* **Set problem**:
Filter the lines below, copying only those with the string "next".

* **Data entries**:

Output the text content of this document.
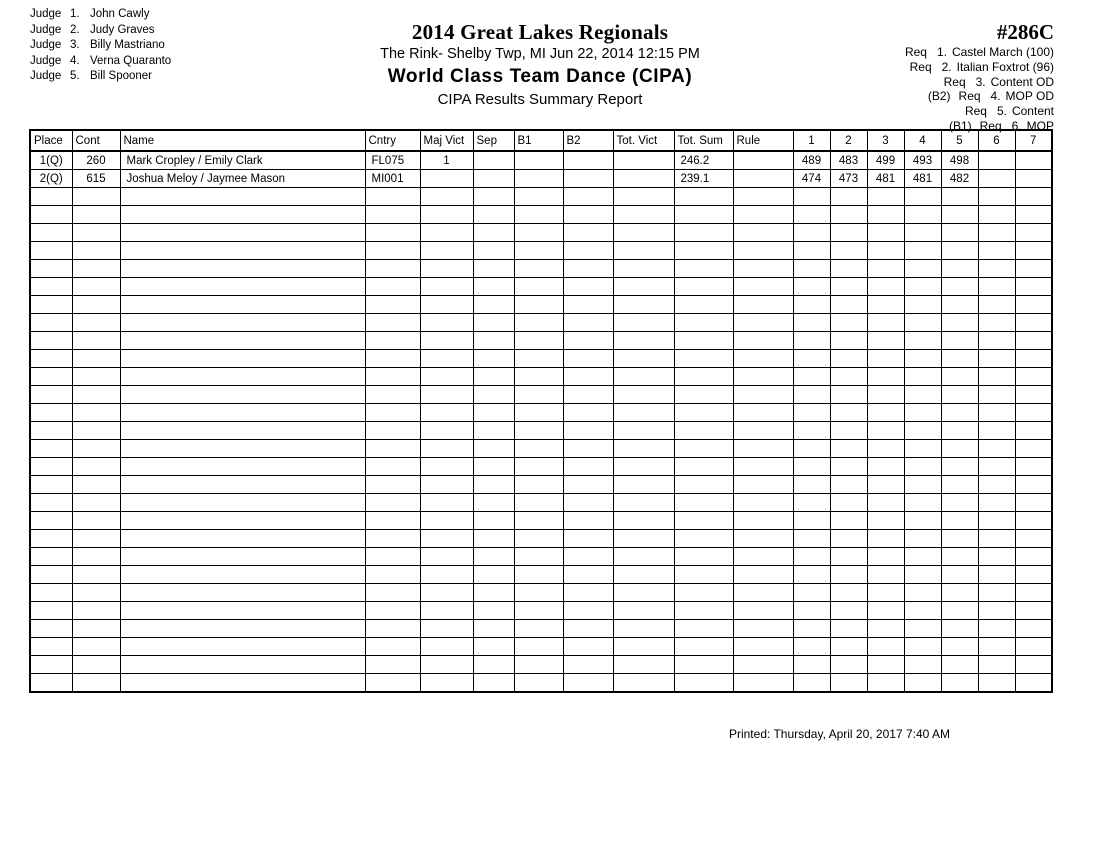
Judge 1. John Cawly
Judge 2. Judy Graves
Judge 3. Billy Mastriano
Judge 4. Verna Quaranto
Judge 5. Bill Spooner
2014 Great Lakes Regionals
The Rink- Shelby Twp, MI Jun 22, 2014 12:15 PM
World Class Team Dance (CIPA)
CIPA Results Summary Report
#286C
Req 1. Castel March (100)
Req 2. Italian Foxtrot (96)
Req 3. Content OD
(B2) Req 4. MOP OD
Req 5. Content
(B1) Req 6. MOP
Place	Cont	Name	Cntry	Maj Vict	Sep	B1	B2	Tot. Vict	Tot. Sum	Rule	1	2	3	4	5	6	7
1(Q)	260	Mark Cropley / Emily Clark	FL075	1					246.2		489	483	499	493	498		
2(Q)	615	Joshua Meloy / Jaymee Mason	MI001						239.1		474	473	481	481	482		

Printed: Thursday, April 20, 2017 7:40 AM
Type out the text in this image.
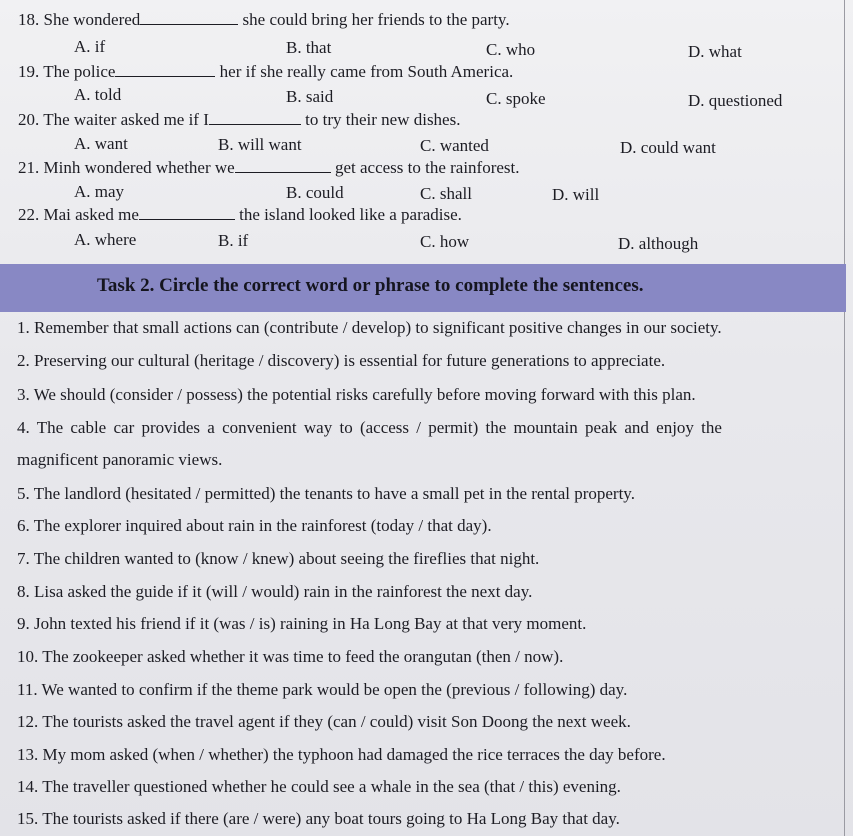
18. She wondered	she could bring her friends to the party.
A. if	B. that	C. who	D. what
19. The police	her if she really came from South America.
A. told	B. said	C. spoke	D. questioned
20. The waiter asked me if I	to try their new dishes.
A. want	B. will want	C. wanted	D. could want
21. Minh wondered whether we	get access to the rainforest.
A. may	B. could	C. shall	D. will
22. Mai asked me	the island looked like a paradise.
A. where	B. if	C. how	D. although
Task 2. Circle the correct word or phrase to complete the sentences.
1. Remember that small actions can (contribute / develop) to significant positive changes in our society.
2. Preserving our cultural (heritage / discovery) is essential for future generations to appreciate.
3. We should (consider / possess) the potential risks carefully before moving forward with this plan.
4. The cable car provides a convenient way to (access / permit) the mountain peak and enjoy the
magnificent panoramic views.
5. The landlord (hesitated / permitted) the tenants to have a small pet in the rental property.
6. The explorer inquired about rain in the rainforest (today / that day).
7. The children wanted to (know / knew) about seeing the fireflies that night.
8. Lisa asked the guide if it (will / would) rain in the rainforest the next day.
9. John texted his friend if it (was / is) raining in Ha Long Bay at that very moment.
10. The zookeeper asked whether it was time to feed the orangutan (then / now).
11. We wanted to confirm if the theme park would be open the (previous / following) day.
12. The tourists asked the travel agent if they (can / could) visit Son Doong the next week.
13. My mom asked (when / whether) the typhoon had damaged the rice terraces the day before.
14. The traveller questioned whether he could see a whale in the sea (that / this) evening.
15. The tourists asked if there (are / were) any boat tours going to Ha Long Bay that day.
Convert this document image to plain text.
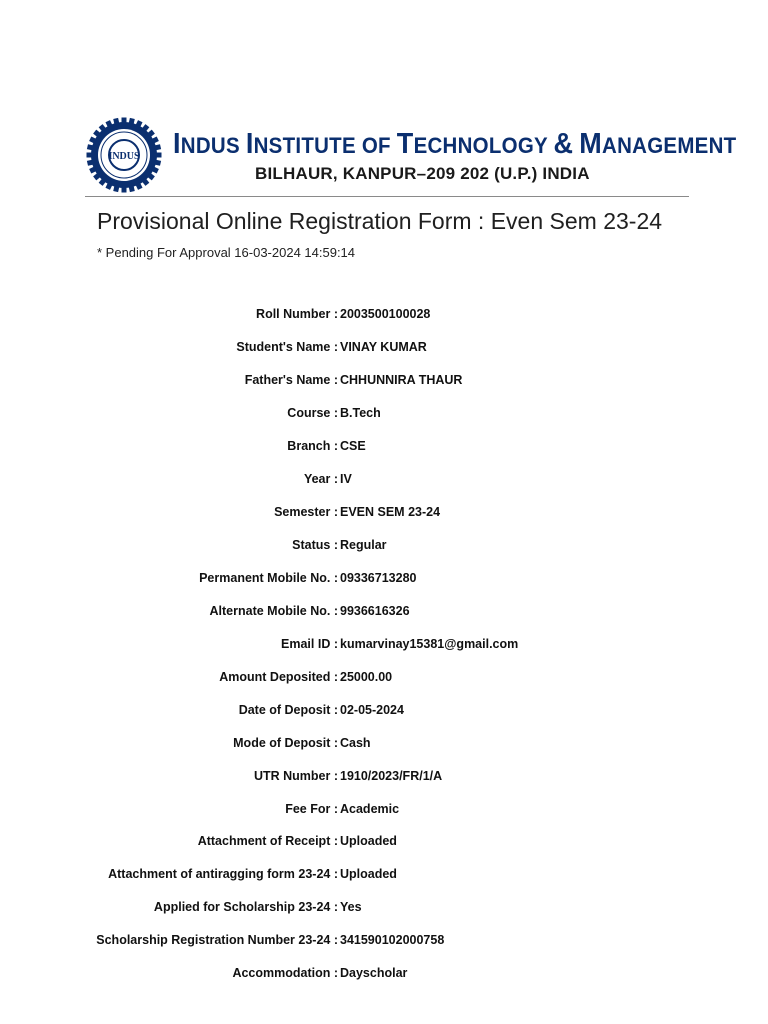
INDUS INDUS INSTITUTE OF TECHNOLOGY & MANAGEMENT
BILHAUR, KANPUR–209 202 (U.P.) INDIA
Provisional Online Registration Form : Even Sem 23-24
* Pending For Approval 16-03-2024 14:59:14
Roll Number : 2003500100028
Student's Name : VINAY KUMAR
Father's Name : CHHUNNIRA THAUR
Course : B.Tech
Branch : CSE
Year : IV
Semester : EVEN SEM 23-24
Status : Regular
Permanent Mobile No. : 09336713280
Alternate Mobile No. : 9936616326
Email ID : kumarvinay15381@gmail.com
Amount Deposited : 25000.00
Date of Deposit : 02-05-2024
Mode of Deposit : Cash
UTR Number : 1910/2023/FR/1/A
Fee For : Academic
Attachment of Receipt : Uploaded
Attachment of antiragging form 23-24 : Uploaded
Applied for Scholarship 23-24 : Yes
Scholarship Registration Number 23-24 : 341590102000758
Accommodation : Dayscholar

...

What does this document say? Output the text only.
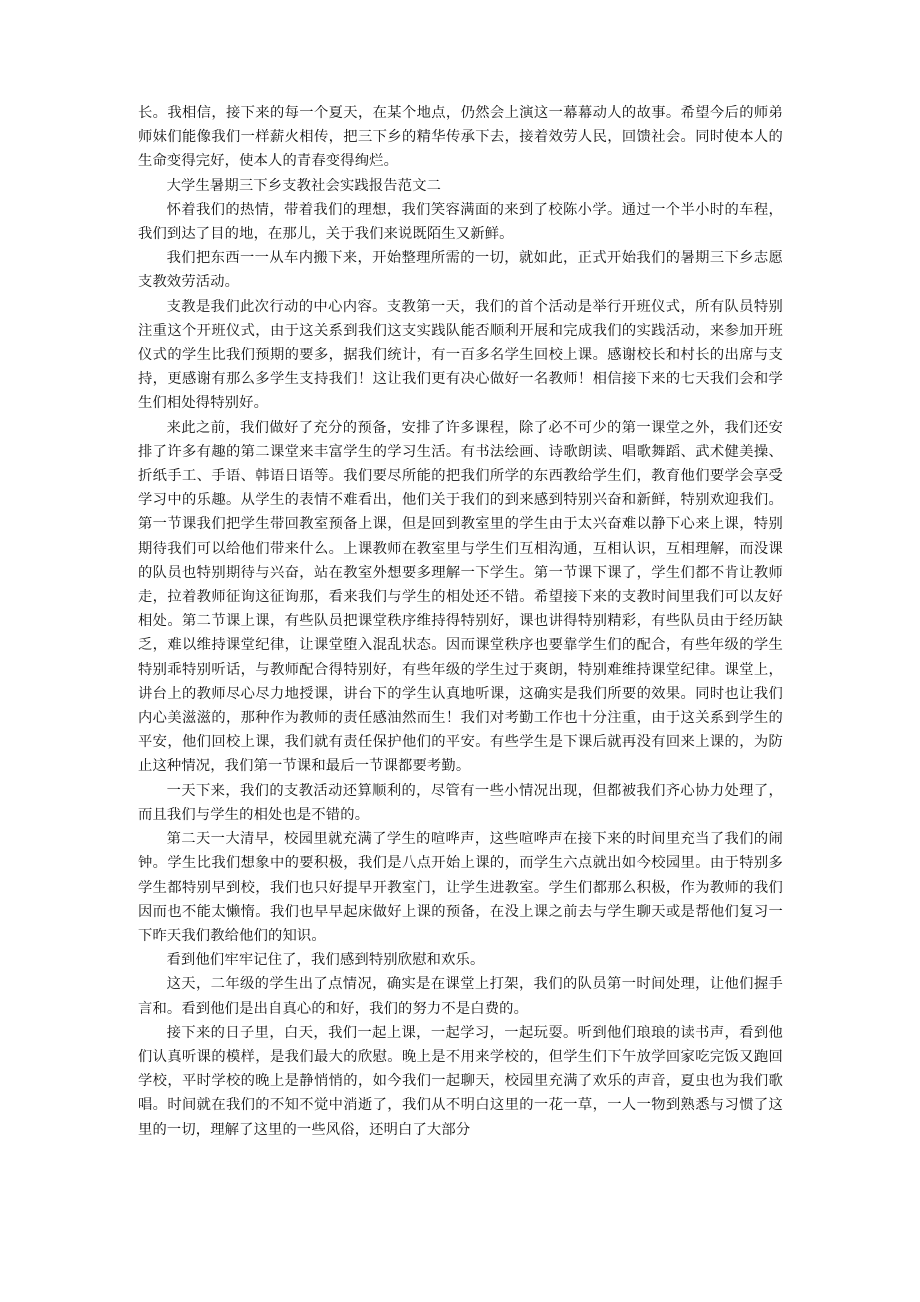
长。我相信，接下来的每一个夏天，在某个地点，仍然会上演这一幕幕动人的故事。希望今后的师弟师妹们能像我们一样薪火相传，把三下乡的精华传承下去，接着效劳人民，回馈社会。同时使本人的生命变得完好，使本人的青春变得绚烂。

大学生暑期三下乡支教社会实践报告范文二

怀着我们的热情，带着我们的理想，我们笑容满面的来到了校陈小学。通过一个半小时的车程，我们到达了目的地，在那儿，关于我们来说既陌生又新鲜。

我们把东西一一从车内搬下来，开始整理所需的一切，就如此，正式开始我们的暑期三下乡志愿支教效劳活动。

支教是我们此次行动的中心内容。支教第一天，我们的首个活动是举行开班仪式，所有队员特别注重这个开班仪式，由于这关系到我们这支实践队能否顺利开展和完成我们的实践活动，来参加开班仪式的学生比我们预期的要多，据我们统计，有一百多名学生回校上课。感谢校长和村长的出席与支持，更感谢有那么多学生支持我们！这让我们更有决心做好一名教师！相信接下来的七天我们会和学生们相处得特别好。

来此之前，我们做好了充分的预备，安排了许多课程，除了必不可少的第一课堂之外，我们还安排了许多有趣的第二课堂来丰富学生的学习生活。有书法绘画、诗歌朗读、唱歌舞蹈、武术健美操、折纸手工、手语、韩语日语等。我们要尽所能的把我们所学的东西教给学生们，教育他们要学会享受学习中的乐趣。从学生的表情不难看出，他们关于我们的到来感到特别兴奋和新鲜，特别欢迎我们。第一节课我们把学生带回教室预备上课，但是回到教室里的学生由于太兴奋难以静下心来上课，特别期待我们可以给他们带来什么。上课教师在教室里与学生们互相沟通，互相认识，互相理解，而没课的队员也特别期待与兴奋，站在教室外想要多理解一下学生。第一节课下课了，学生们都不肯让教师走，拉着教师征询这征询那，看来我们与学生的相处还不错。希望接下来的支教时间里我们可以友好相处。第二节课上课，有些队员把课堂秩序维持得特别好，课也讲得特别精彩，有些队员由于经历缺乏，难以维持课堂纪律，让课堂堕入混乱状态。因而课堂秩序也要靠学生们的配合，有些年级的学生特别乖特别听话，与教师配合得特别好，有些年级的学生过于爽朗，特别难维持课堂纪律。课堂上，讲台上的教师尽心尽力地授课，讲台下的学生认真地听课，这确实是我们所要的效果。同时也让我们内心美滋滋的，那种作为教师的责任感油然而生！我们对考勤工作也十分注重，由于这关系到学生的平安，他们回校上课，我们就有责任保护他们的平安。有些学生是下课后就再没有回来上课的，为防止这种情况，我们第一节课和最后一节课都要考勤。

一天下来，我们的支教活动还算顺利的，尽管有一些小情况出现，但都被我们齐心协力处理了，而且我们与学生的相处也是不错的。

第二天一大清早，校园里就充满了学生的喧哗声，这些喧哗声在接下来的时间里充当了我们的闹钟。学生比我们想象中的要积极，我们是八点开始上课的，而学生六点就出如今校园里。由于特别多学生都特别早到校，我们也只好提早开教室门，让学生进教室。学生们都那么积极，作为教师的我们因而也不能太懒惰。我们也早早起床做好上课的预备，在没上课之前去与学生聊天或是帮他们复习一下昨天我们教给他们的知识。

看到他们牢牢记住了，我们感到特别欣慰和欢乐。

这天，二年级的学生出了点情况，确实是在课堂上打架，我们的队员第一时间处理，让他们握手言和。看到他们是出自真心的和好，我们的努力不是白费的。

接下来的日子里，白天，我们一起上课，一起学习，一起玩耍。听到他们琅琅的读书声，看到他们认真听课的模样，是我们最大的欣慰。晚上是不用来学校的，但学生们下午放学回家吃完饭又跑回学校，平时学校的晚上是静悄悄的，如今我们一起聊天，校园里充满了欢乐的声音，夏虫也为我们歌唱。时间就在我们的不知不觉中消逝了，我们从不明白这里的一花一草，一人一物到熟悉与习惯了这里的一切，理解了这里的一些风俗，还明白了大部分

* **Exercise output**:
8. Lisa asked the guide if it (will / would) rain in the rainforest the next day.
12. The tourists asked the travel agent if they (can / could) visit Son Doong the next week.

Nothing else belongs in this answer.